• **Stated exercise**
Please output the lines shown below exactly as they appear.

• **Records supplied**
──────────
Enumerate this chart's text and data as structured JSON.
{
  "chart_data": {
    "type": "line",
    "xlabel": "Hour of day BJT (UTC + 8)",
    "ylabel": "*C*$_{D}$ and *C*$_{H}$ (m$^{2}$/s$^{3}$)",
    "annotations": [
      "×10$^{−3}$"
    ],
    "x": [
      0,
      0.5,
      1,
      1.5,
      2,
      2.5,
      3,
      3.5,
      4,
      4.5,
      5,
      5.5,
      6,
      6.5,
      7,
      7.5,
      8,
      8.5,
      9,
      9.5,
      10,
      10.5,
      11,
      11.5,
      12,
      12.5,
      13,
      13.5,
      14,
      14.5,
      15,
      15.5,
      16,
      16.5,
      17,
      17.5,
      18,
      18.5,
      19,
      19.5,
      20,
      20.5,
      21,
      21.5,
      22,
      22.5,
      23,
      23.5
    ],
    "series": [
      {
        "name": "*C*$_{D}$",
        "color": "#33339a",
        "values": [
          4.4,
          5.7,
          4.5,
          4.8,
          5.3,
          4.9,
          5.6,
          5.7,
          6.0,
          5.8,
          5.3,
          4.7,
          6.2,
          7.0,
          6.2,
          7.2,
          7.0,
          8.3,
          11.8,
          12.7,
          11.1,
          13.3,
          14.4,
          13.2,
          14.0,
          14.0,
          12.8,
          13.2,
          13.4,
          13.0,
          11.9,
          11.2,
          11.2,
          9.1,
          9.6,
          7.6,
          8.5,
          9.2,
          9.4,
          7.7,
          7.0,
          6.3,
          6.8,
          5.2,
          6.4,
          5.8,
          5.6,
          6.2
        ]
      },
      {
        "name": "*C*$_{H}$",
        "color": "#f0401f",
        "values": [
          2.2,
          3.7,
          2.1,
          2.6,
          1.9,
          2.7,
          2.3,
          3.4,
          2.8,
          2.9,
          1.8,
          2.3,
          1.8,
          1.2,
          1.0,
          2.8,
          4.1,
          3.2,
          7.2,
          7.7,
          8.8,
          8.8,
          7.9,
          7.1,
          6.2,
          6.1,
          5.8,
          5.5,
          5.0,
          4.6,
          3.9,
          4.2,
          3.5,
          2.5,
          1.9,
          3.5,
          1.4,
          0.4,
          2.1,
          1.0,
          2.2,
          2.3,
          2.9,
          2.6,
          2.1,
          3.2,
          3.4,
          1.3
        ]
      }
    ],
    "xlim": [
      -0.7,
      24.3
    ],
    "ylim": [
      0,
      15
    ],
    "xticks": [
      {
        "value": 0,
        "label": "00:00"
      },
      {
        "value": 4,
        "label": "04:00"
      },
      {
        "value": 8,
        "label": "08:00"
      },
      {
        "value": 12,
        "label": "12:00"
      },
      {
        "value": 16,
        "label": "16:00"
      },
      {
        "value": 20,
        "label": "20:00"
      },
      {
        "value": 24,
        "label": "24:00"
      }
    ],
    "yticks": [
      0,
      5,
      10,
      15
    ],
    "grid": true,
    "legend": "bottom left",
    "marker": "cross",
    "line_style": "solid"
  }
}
──────────
• **Reply to the task**
Enumerate this chart's text and data as structured JSON.
{
  "chart_data": {
    "type": "line",
    "xlabel": "Hour of day BJT (UTC + 8)",
    "ylabel": "*C*$_{D}$ and *C*$_{H}$ (m$^{2}$/s$^{3}$)",
    "annotations": [
      "×10$^{−3}$"
    ],
    "x": [
      0,
      0.5,
      1,
      1.5,
      2,
      2.5,
      3,
      3.5,
      4,
      4.5,
      5,
      5.5,
      6,
      6.5,
      7,
      7.5,
      8,
      8.5,
      9,
      9.5,
      10,
      10.5,
      11,
      11.5,
      12,
      12.5,
      13,
      13.5,
      14,
      14.5,
      15,
      15.5,
      16,
      16.5,
      17,
      17.5,
      18,
      18.5,
      19,
      19.5,
      20,
      20.5,
      21,
      21.5,
      22,
      22.5,
      23,
      23.5
    ],
    "series": [
      {
        "name": "*C*$_{D}$",
        "color": "#33339a",
        "values": [
          4.4,
          5.7,
          4.5,
          4.8,
          5.3,
          4.9,
          5.6,
          5.7,
          6.0,
          5.8,
          5.3,
          4.7,
          6.2,
          7.0,
          6.2,
          7.2,
          7.0,
          8.3,
          11.8,
          12.7,
          11.1,
          13.3,
          14.4,
          13.2,
          14.0,
          14.0,
          12.8,
          13.2,
          13.4,
          13.0,
          11.9,
          11.2,
          11.2,
          9.1,
          9.6,
          7.6,
          8.5,
          9.2,
          9.4,
          7.7,
          7.0,
          6.3,
          6.8,
          5.2,
          6.4,
          5.8,
          5.6,
          6.2
        ]
      },
      {
        "name": "*C*$_{H}$",
        "color": "#f0401f",
        "values": [
          2.2,
          3.7,
          2.1,
          2.6,
          1.9,
          2.7,
          2.3,
          3.4,
          2.8,
          2.9,
          1.8,
          2.3,
          1.8,
          1.2,
          1.0,
          2.8,
          4.1,
          3.2,
          7.2,
          7.7,
          8.8,
          8.8,
          7.9,
          7.1,
          6.2,
          6.1,
          5.8,
          5.5,
          5.0,
          4.6,
          3.9,
          4.2,
          3.5,
          2.5,
          1.9,
          3.5,
          1.4,
          0.4,
          2.1,
          1.0,
          2.2,
          2.3,
          2.9,
          2.6,
          2.1,
          3.2,
          3.4,
          1.3
        ]
      }
    ],
    "xlim": [
      -0.7,
      24.3
    ],
    "ylim": [
      0,
      15
    ],
    "xticks": [
      {
        "value": 0,
        "label": "00:00"
      },
      {
        "value": 4,
        "label": "04:00"
      },
      {
        "value": 8,
        "label": "08:00"
      },
      {
        "value": 12,
        "label": "12:00"
      },
      {
        "value": 16,
        "label": "16:00"
      },
      {
        "value": 20,
        "label": "20:00"
      },
      {
        "value": 24,
        "label": "24:00"
      }
    ],
    "yticks": [
      0,
      5,
      10,
      15
    ],
    "grid": true,
    "legend": "bottom left",
    "marker": "cross",
    "line_style": "solid"
  }
}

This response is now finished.